-- BEGIN PROVIDED INFORMATION --

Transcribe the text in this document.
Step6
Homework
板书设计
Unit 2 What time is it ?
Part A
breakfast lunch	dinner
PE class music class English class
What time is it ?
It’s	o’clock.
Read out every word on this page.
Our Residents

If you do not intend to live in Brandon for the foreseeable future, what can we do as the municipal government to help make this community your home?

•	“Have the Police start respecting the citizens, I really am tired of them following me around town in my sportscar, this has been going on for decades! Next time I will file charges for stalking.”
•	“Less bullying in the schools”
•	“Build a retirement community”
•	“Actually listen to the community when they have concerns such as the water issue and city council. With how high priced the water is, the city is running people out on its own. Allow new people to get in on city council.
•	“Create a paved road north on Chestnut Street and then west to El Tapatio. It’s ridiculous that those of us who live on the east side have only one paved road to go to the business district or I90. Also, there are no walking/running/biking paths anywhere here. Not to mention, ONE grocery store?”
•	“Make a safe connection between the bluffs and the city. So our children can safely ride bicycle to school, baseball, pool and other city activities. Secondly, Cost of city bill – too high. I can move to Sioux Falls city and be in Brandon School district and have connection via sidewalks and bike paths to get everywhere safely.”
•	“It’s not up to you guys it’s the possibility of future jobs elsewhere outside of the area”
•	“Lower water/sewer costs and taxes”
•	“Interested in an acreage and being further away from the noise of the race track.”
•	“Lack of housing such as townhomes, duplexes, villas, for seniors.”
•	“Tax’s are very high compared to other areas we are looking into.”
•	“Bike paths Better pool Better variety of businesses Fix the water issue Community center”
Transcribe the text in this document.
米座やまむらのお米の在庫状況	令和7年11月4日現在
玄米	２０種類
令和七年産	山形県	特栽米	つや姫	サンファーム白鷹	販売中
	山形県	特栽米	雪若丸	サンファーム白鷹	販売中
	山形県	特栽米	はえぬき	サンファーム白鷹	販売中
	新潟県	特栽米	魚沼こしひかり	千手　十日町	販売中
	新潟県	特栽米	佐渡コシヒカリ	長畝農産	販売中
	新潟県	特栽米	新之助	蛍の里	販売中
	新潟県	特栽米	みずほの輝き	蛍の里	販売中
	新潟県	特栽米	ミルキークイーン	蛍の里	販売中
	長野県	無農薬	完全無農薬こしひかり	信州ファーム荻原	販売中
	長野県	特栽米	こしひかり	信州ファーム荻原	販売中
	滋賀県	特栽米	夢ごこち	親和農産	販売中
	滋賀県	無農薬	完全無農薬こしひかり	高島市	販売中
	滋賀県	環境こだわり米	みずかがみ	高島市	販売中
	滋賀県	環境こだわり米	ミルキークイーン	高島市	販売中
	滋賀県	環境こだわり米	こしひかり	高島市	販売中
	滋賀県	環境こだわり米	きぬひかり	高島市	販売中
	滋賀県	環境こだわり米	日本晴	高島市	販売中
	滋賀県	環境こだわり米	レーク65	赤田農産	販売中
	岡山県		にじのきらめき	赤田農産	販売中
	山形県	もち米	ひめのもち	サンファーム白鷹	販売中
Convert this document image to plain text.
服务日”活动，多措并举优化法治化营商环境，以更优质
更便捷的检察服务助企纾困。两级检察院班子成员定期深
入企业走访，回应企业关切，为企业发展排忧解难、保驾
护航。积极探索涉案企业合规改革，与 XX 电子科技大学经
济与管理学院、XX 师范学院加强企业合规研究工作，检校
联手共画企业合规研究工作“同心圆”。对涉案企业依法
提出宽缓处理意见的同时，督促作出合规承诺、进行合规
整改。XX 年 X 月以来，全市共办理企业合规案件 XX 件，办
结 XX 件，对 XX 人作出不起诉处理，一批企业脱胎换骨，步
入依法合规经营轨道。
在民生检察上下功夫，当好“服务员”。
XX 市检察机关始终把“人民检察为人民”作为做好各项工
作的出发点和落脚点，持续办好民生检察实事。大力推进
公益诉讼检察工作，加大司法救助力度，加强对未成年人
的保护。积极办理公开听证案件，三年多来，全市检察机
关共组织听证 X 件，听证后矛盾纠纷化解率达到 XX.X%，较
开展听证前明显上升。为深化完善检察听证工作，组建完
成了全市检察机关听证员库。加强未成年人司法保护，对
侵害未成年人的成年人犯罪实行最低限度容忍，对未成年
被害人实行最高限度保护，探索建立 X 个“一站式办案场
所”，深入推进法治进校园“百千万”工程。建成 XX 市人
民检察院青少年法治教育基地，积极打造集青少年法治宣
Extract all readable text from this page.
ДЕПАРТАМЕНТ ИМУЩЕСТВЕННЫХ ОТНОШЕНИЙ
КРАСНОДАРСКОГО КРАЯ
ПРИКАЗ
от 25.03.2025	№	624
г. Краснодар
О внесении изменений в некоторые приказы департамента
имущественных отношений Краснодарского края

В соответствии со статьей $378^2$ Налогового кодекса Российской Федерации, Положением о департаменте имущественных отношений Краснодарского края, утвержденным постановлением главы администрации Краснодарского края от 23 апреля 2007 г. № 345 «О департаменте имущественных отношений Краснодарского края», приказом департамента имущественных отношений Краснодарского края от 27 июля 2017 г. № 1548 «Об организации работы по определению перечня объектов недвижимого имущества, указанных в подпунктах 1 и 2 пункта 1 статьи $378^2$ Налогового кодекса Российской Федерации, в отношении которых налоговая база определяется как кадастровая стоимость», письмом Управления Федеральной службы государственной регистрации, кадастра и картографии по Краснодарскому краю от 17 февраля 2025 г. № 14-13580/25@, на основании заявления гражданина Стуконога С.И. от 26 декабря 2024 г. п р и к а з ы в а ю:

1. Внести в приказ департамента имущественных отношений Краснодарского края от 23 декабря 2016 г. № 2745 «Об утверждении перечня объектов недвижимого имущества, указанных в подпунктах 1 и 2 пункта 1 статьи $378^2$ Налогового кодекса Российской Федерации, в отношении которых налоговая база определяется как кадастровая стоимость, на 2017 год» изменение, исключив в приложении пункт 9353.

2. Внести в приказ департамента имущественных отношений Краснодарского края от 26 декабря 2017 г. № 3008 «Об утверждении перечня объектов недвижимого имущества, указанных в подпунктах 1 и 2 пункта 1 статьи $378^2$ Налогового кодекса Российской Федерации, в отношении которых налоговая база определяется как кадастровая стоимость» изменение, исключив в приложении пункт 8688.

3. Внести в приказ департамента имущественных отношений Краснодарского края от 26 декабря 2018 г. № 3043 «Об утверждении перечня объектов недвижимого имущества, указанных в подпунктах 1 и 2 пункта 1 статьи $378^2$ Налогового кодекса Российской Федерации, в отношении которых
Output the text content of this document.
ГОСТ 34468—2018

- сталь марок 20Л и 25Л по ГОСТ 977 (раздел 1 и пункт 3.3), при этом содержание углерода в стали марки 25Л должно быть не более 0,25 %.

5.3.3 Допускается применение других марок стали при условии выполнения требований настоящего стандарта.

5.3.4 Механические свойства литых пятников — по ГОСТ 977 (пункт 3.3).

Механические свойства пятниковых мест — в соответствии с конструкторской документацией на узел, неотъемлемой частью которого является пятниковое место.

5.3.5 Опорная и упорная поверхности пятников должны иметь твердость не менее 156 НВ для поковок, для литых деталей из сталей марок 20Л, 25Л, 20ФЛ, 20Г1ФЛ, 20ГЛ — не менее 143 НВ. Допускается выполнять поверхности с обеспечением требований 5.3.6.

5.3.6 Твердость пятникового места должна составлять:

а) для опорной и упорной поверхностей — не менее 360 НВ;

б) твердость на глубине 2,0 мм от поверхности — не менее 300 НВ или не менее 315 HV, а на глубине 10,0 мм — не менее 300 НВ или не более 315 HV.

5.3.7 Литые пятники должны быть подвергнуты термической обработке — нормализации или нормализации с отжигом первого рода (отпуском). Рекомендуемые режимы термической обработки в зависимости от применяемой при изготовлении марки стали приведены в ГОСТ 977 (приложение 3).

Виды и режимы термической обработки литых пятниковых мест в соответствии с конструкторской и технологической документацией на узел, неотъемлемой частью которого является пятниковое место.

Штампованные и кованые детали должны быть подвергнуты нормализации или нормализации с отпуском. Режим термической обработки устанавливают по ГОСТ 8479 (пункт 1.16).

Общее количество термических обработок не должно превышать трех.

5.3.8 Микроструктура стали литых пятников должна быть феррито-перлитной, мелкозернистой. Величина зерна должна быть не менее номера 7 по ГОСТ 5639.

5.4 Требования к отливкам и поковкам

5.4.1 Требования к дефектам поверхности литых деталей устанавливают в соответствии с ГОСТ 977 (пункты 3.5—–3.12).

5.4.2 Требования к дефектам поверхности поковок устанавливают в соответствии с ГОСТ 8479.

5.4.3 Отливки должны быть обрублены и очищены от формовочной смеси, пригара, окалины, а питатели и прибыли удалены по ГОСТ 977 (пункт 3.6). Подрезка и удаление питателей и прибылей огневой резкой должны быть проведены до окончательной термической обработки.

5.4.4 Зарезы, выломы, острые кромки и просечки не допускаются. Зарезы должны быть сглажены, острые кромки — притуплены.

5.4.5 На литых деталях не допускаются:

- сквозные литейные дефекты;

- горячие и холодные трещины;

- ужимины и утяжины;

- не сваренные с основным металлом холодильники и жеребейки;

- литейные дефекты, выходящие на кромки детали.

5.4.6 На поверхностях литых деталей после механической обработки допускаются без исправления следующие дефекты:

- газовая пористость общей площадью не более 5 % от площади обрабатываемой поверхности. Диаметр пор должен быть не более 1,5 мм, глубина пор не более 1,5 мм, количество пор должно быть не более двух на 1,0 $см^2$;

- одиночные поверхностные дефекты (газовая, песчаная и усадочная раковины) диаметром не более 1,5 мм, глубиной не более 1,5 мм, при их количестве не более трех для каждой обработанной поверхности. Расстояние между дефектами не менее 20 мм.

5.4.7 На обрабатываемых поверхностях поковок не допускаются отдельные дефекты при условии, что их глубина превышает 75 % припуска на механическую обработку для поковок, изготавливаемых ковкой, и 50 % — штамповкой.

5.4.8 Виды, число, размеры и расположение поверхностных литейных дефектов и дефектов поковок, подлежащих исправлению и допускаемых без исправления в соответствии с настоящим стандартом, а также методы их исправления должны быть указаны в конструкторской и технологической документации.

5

-- END PROVIDED INFORMATION --

▶ SHORT TASK
Find each line with the string "赤田農産" and copy it out.

▶ ANSWER FOR THIS EXERCISE
	滋賀県	環境こだわり米	レーク65	赤田農産	販売中
	岡山県		にじのきらめき	赤田農産	販売中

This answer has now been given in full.